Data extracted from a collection
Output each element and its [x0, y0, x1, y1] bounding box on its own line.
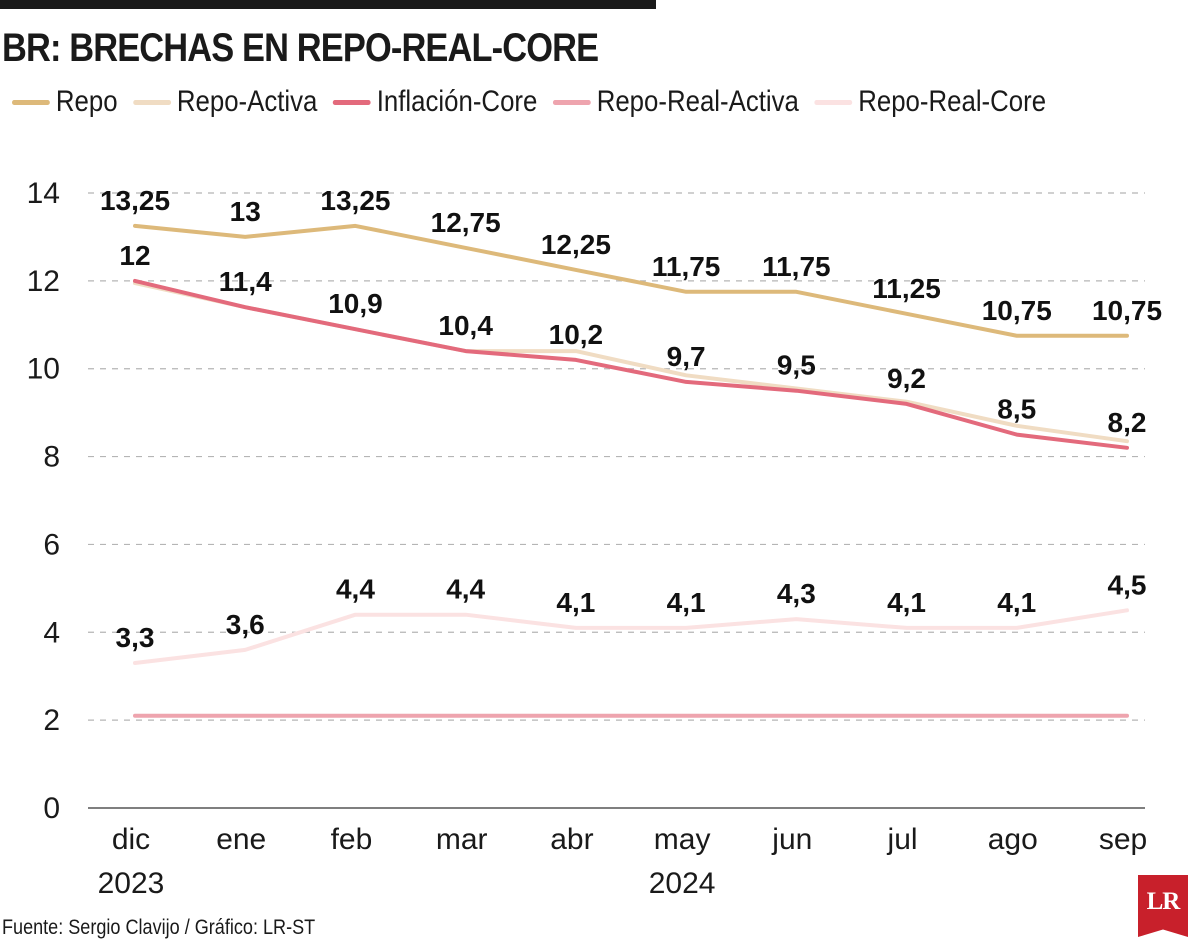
legend-label: Repo	[55, 85, 118, 118]
x-tick-label: feb	[331, 823, 373, 856]
series-line-repo-real-core	[133, 608, 1129, 665]
data-label-repo-real-core: 4,4	[446, 574, 485, 605]
data-label-inflacion-core: 10,2	[549, 319, 604, 350]
data-label-inflacion-core: 9,5	[777, 350, 816, 381]
x-tick-label: jun	[771, 823, 812, 856]
data-label-inflacion-core: 8,5	[997, 394, 1036, 425]
data-label-inflacion-core: 10,4	[438, 310, 493, 341]
x-tick-label: may	[654, 823, 711, 856]
y-tick-label: 12	[27, 265, 60, 298]
data-label-repo: 11,75	[652, 251, 721, 282]
legend-swatch	[552, 99, 591, 105]
legend-label: Repo-Real-Core	[858, 85, 1047, 118]
year-label: 2023	[98, 867, 165, 900]
y-tick-label: 10	[27, 353, 60, 386]
data-label-repo-real-core: 3,3	[116, 622, 155, 653]
data-label-inflacion-core: 9,7	[667, 341, 706, 372]
data-label-repo: 11,25	[872, 273, 941, 304]
data-label-repo-real-core: 4,5	[1108, 569, 1147, 600]
legend-label: Repo-Real-Activa	[596, 85, 799, 118]
data-label-repo: 12,25	[541, 229, 611, 260]
y-tick-label: 2	[43, 704, 60, 737]
legend-label: Inflación-Core	[376, 85, 538, 118]
top-rule	[0, 0, 656, 9]
x-tick-label: ene	[216, 823, 266, 856]
series-line-repo-activa	[133, 281, 1129, 444]
logo-text: LR	[1146, 888, 1181, 915]
y-tick-label: 0	[43, 792, 60, 825]
series-lines	[133, 223, 1129, 718]
legend-swatch	[814, 99, 853, 105]
x-tick-label: dic	[112, 823, 150, 856]
chart-title: BR: BRECHAS EN REPO-REAL-CORE	[2, 26, 599, 70]
data-label-repo-real-core: 4,1	[556, 587, 595, 618]
series-line-inflacion-core	[133, 278, 1129, 450]
data-label-repo: 10,75	[1092, 295, 1162, 326]
grid	[88, 192, 1145, 809]
x-axis: dic ene feb mar abr may jun jul ago sep 2023 2024	[98, 823, 1148, 900]
x-tick-label: mar	[436, 823, 488, 856]
source-note: Fuente: Sergio Clavijo / Gráfico: LR-ST	[2, 916, 316, 939]
legend-swatch	[332, 99, 371, 105]
y-axis: 0 2 4 6 8 10 12 14	[27, 177, 60, 825]
data-label-repo-real-core: 4,1	[887, 587, 926, 618]
y-tick-label: 6	[43, 528, 60, 561]
y-tick-label: 8	[43, 441, 60, 474]
series-line-repo	[133, 223, 1129, 338]
data-label-repo-real-core: 3,6	[226, 609, 265, 640]
data-label-repo: 11,75	[762, 251, 831, 282]
data-label-repo-real-core: 4,1	[997, 587, 1036, 618]
data-label-inflacion-core: 9,2	[887, 363, 926, 394]
y-tick-label: 4	[43, 616, 60, 649]
data-label-repo: 13,25	[100, 185, 170, 216]
legend-label: Repo-Activa	[176, 85, 318, 118]
legend-item-repo-real-activa: Repo-Real-Activa	[552, 85, 799, 119]
data-label-repo-real-core: 4,3	[777, 578, 816, 609]
x-tick-label: abr	[550, 823, 593, 856]
year-label: 2024	[649, 867, 716, 900]
lr-logo: LR	[1138, 875, 1188, 937]
legend-item-repo-activa: Repo-Activa	[133, 85, 317, 119]
data-label-repo: 13	[230, 196, 261, 227]
data-label-inflacion-core: 8,2	[1108, 407, 1147, 438]
x-tick-label: sep	[1099, 823, 1147, 856]
legend-item-repo: Repo	[12, 85, 118, 119]
x-tick-label: ago	[988, 823, 1038, 856]
data-labels: 13,25 13 13,25 12,75 12,25 11,75 11,75 11,25 10,…	[100, 185, 1162, 653]
legend-swatch	[133, 99, 171, 105]
data-label-repo-real-core: 4,4	[336, 574, 375, 605]
data-label-inflacion-core: 10,9	[328, 288, 383, 319]
data-label-repo: 12,75	[431, 207, 501, 238]
legend-swatch	[12, 99, 50, 105]
data-label-inflacion-core: 12	[119, 240, 150, 271]
legend-item-repo-real-core: Repo-Real-Core	[814, 85, 1046, 119]
data-label-repo-real-core: 4,1	[667, 587, 706, 618]
y-tick-label: 14	[27, 177, 60, 210]
legend: Repo Repo-Activa Inflación-Core Repo-Real-A…	[12, 82, 1062, 122]
data-label-repo: 10,75	[982, 295, 1052, 326]
data-label-repo: 13,25	[320, 185, 390, 216]
x-tick-label: jul	[887, 823, 918, 856]
data-label-inflacion-core: 11,4	[219, 266, 272, 297]
line-chart: 0 2 4 6 8 10 12 14 dic ene feb mar abr may jun jul ago s…	[27, 177, 1162, 900]
legend-item-inflacion-core: Inflación-Core	[332, 85, 538, 119]
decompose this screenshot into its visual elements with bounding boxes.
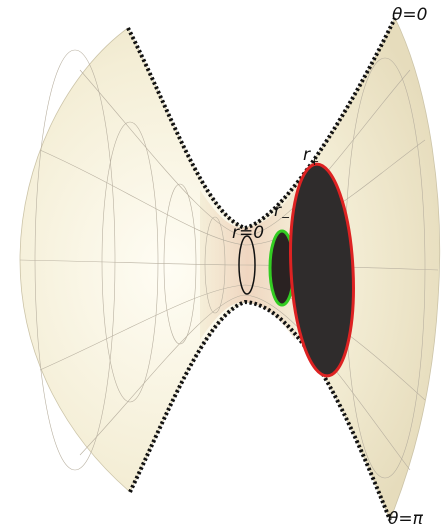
grid (19, 49, 439, 479)
label-r-zero: r=0 (232, 223, 264, 243)
label-sub: + (310, 155, 319, 168)
label-sub: − (281, 211, 290, 224)
label-r-minus: r− (274, 201, 290, 224)
label-r-plus: r+ (303, 145, 319, 168)
grid-meridian (19, 259, 439, 271)
grid-meridian (39, 284, 426, 401)
label-theta-pi: θ=π (388, 509, 424, 529)
label-base: r (274, 201, 282, 221)
grid-circle (34, 49, 116, 471)
grid-meridian (79, 294, 411, 471)
theta-pi-line (128, 299, 392, 521)
r-zero-ring (238, 235, 256, 295)
label-theta-zero: θ=0 (392, 5, 427, 25)
label-base: r (303, 145, 311, 165)
grid-meridian (39, 139, 426, 246)
outer-horizon (289, 162, 355, 378)
theta-zero-line (126, 17, 397, 231)
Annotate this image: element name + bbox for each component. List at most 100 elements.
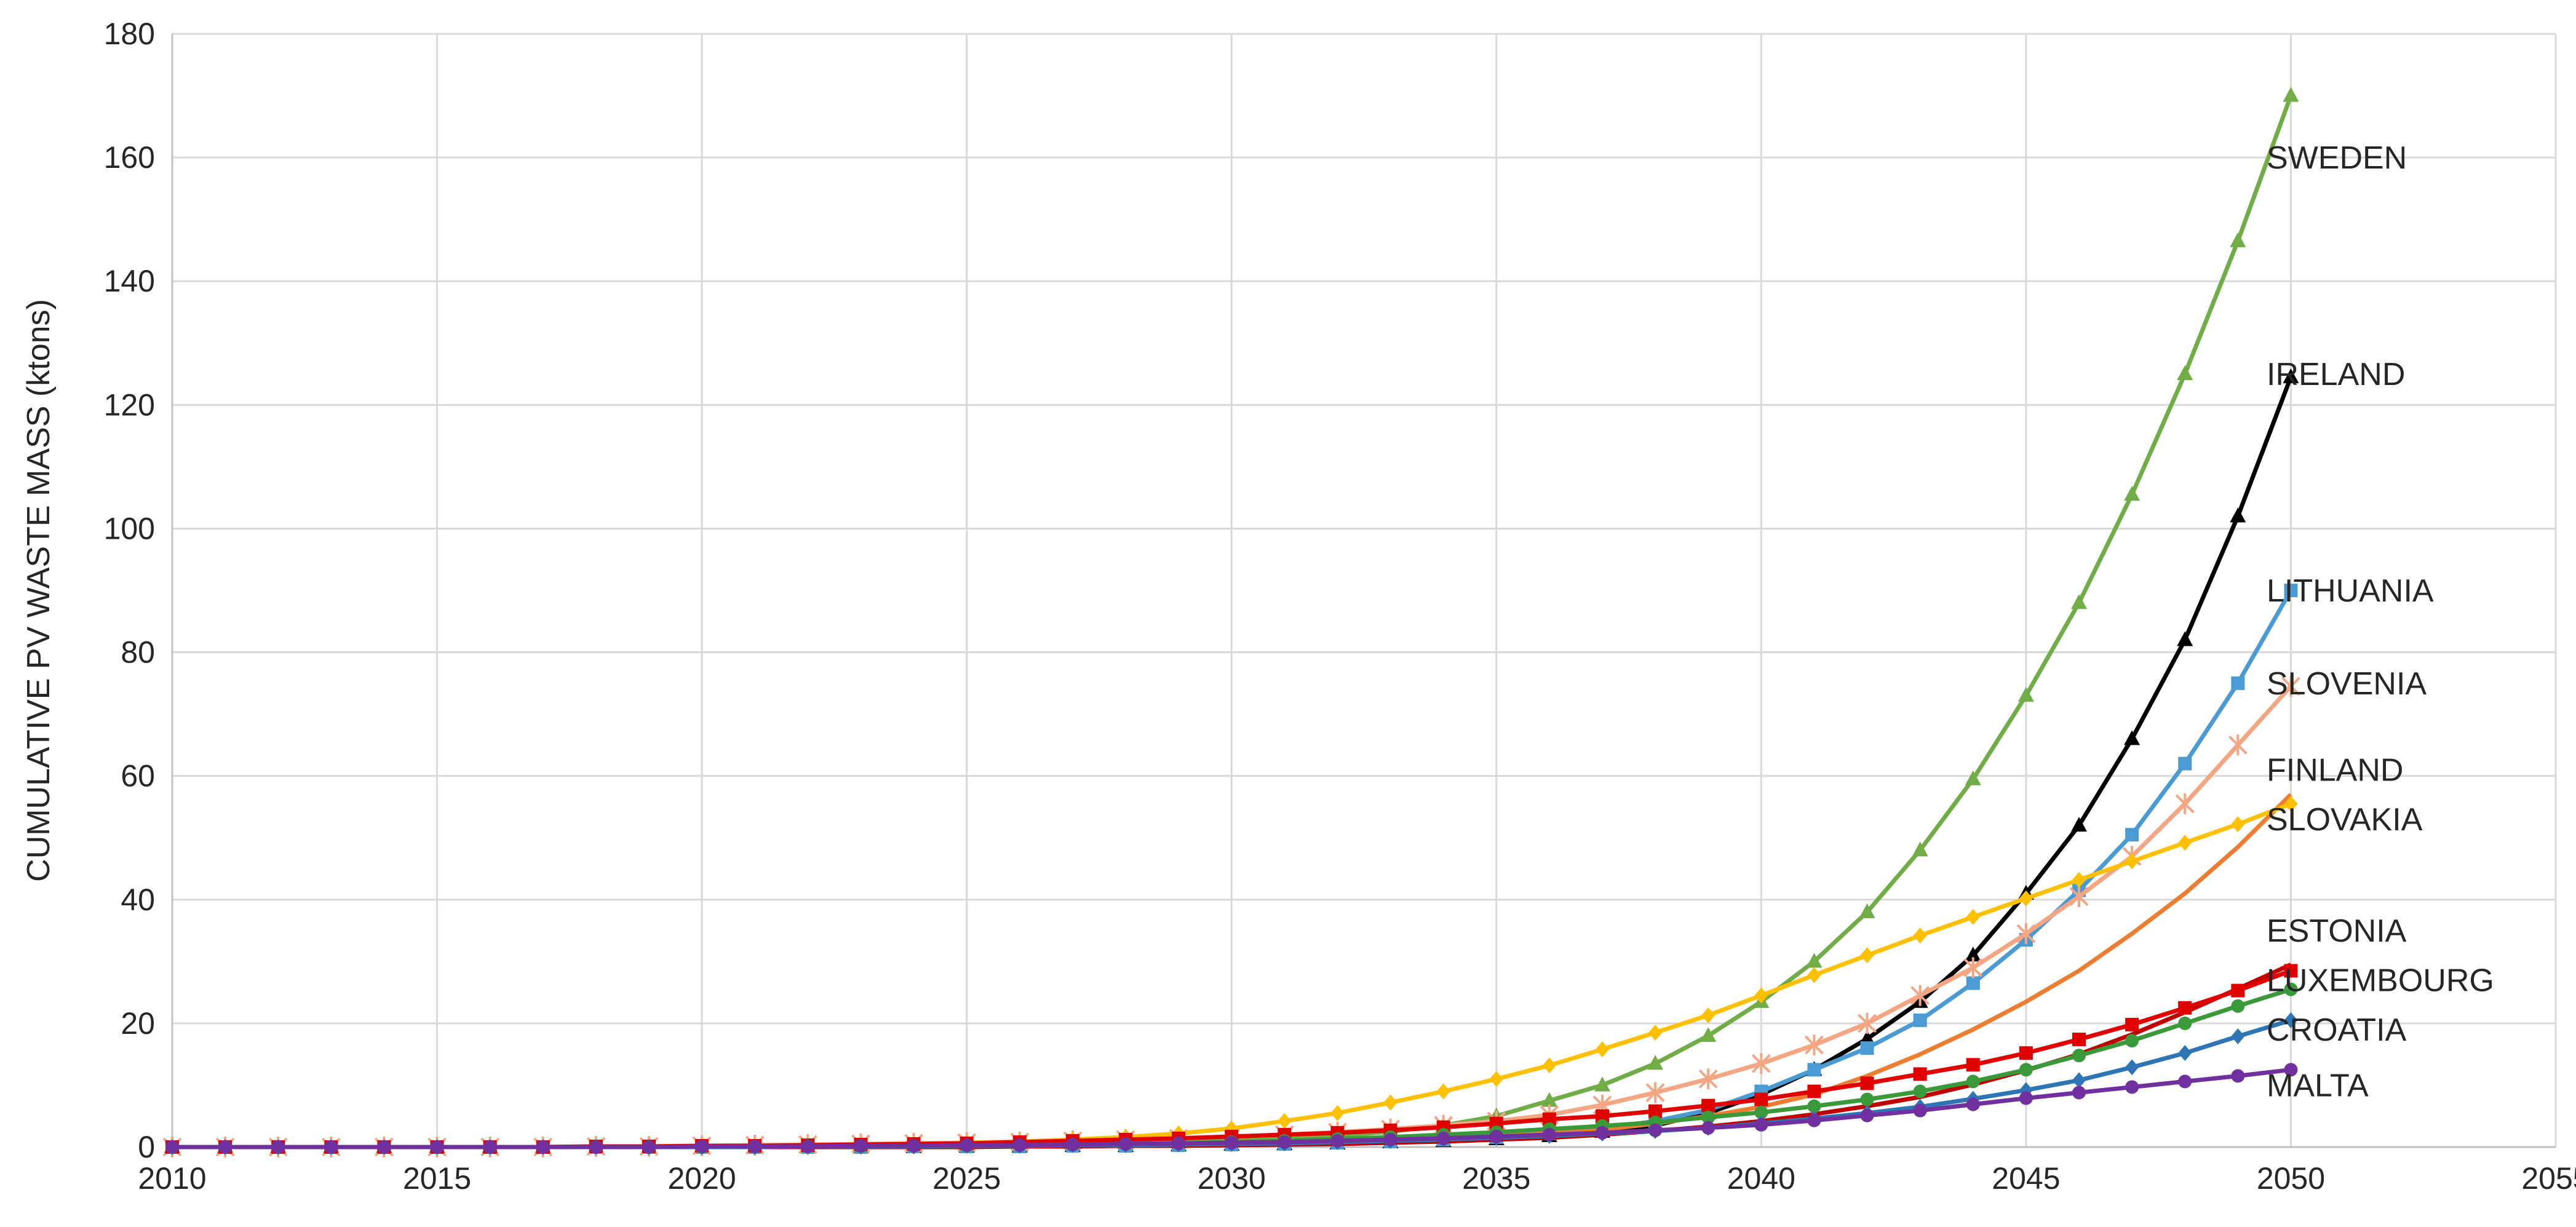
x-tick-label: 2035 xyxy=(1462,1161,1530,1196)
data-point xyxy=(1913,1103,1927,1118)
x-tick-label: 2030 xyxy=(1198,1161,1266,1196)
data-point xyxy=(2231,676,2245,690)
data-point xyxy=(2071,817,2087,832)
y-tick-label: 60 xyxy=(121,759,155,793)
data-point xyxy=(907,1138,921,1153)
data-point xyxy=(748,1139,762,1153)
data-point xyxy=(1807,1084,1821,1098)
data-point xyxy=(2016,923,2036,945)
data-point xyxy=(2178,835,2192,851)
data-point xyxy=(1913,1013,1927,1027)
data-point xyxy=(2125,1034,2139,1048)
data-point xyxy=(2231,999,2245,1013)
data-point xyxy=(1596,1109,1609,1123)
data-point xyxy=(1436,1131,1450,1145)
data-point xyxy=(854,1138,868,1153)
data-point xyxy=(1383,1094,1397,1111)
data-point xyxy=(2230,232,2246,247)
data-point xyxy=(1751,1053,1771,1074)
data-point xyxy=(1859,1030,1875,1046)
data-point xyxy=(2019,1063,2033,1077)
data-point xyxy=(1596,1041,1609,1058)
y-tick-label: 20 xyxy=(121,1006,155,1041)
data-point xyxy=(377,1140,391,1154)
data-point xyxy=(2019,1046,2033,1060)
data-point xyxy=(1913,927,1927,944)
data-point xyxy=(1966,976,1980,990)
x-tick-label: 2055 xyxy=(2521,1161,2576,1196)
data-point xyxy=(1912,841,1928,857)
data-point xyxy=(1648,1123,1663,1137)
y-tick-label: 140 xyxy=(104,264,155,298)
data-point xyxy=(1541,1092,1557,1107)
data-point xyxy=(1966,1058,1980,1072)
y-tick-label: 80 xyxy=(121,635,155,670)
data-point xyxy=(1858,1012,1877,1034)
series-label-luxembourg: LUXEMBOURG xyxy=(2267,963,2494,999)
x-tick-label: 2015 xyxy=(403,1161,471,1196)
data-point xyxy=(1012,1138,1027,1152)
data-point xyxy=(2125,1017,2139,1031)
data-point xyxy=(2072,1049,2086,1063)
data-point xyxy=(2284,1063,2298,1077)
data-point xyxy=(1963,957,1983,979)
data-point xyxy=(1701,1110,1715,1124)
data-point xyxy=(2284,584,2298,597)
data-point xyxy=(2284,982,2298,996)
data-point xyxy=(695,1139,709,1153)
data-point xyxy=(2125,853,2139,870)
y-axis-title: CUMULATIVE PV WASTE MASS (ktons) xyxy=(21,299,57,882)
data-point xyxy=(1806,953,1823,968)
data-point xyxy=(2072,1033,2086,1047)
data-point xyxy=(1860,1076,1874,1090)
data-point xyxy=(2231,1069,2245,1083)
series-label-ireland: IRELAND xyxy=(2267,357,2405,392)
data-point xyxy=(1489,1129,1503,1143)
data-point xyxy=(1966,1074,1980,1089)
data-point xyxy=(1648,1024,1663,1041)
data-point xyxy=(1965,770,1981,785)
data-point xyxy=(2071,594,2087,610)
data-point xyxy=(483,1140,497,1154)
data-point xyxy=(1698,1068,1718,1090)
data-point xyxy=(1913,1084,1927,1098)
data-point xyxy=(2072,872,2086,888)
data-point xyxy=(2231,983,2245,998)
data-point xyxy=(2124,486,2141,501)
data-point xyxy=(1119,1137,1132,1151)
data-point xyxy=(165,1140,179,1154)
data-point xyxy=(589,1140,603,1154)
y-tick-label: 40 xyxy=(121,883,155,917)
data-point xyxy=(2125,828,2139,842)
data-point xyxy=(1859,903,1875,918)
data-point xyxy=(2125,1059,2139,1076)
data-point xyxy=(2125,1080,2139,1094)
data-point xyxy=(960,1138,974,1152)
data-point xyxy=(1701,1098,1715,1113)
data-point xyxy=(1701,1121,1715,1135)
data-point xyxy=(1700,1027,1717,1042)
x-axis-tick-labels: 2010 2015 2020 2025 2030 2035 2040 2045 2050 2055 xyxy=(138,1161,2576,1196)
series-label-croatia: CROATIA xyxy=(2267,1012,2407,1048)
series-label-lithuania: LITHUANIA xyxy=(2267,573,2434,609)
data-point xyxy=(2283,368,2299,384)
data-point xyxy=(2228,734,2248,756)
data-point xyxy=(1489,1071,1503,1087)
data-point xyxy=(2284,1012,2298,1028)
x-tick-label: 2040 xyxy=(1727,1161,1795,1196)
data-point xyxy=(2231,816,2245,833)
data-point xyxy=(642,1140,656,1154)
data-point xyxy=(2178,1016,2192,1030)
data-point xyxy=(1965,947,1981,962)
x-tick-label: 2010 xyxy=(138,1161,206,1196)
series-group xyxy=(162,87,2300,1158)
data-point xyxy=(2072,1086,2086,1100)
y-tick-label: 100 xyxy=(104,511,155,546)
x-tick-label: 2025 xyxy=(932,1161,1001,1196)
data-point xyxy=(1860,947,1874,964)
series-label-finland: FINLAND xyxy=(2267,753,2403,788)
data-point xyxy=(1860,1041,1874,1055)
data-point xyxy=(2017,686,2034,702)
data-point xyxy=(1278,1135,1292,1149)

Exercise directions — Pick out each line in the rows above that contains the string "meridian" and copy those lines. The match is case-sensitive.

The reply —
grid-meridian (19, 259, 439, 271)
grid-meridian (39, 284, 426, 401)
grid-meridian (79, 294, 411, 471)
grid-meridian (39, 139, 426, 246)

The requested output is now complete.